>> BEGIN ENTRIES SHOWN

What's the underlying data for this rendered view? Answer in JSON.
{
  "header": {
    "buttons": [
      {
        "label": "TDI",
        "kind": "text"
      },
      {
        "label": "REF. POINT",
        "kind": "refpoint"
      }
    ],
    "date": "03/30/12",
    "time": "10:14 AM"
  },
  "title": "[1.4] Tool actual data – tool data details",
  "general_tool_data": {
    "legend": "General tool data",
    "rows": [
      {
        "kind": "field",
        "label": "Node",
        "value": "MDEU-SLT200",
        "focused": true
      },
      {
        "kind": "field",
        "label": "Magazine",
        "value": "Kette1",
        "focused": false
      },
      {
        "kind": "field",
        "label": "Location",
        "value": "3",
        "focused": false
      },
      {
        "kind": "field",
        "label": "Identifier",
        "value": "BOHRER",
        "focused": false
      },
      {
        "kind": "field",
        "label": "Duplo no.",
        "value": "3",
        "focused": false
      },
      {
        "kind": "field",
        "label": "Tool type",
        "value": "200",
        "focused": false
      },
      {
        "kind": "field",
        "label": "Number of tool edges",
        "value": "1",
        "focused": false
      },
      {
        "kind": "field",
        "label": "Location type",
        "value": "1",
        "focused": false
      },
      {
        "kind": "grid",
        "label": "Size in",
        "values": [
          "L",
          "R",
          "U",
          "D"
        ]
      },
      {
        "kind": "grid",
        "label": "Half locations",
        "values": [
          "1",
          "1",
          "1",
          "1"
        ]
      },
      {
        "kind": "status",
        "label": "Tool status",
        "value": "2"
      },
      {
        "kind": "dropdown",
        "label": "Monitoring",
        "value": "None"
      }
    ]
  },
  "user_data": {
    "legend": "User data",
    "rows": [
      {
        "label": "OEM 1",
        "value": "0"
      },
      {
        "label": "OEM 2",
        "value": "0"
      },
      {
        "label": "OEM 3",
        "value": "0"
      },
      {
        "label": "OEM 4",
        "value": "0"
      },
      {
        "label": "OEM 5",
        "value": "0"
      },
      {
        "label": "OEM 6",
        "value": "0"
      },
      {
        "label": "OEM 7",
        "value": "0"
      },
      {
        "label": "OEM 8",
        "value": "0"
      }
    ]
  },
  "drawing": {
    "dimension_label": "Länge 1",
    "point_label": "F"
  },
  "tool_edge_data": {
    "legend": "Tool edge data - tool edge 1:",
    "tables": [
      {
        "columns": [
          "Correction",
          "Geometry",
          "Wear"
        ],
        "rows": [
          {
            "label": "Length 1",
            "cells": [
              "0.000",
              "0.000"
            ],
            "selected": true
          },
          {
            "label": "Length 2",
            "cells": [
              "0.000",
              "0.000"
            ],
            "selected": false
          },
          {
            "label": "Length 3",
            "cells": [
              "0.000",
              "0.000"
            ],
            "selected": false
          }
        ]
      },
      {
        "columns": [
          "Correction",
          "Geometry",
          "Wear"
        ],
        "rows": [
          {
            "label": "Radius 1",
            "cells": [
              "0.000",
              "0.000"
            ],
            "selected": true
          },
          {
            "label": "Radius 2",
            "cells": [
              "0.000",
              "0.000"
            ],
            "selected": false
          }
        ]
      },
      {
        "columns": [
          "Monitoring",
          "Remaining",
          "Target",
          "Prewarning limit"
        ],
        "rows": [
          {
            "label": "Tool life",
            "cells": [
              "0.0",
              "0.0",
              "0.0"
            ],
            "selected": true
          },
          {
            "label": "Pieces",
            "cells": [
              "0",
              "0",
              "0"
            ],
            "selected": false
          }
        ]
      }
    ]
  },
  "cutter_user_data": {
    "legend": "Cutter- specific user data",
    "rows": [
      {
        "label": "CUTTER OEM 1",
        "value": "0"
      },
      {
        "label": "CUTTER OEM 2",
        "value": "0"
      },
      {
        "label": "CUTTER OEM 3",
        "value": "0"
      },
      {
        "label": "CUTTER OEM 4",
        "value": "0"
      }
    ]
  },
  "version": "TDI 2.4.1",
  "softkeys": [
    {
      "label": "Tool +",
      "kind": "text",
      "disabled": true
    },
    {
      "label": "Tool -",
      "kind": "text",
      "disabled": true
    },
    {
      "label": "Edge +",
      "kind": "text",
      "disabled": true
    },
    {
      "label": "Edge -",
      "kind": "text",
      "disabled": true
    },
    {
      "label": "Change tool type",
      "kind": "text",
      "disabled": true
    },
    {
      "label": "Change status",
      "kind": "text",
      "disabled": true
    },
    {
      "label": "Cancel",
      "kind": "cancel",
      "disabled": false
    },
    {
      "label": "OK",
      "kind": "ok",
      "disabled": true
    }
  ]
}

>> END ENTRIES SHOWN

- BRIEF -
Find the word "status" in the data and show each line that holds it.

- REPLY -
        "kind": "status",
        "label": "Tool status",
      "label": "Change status",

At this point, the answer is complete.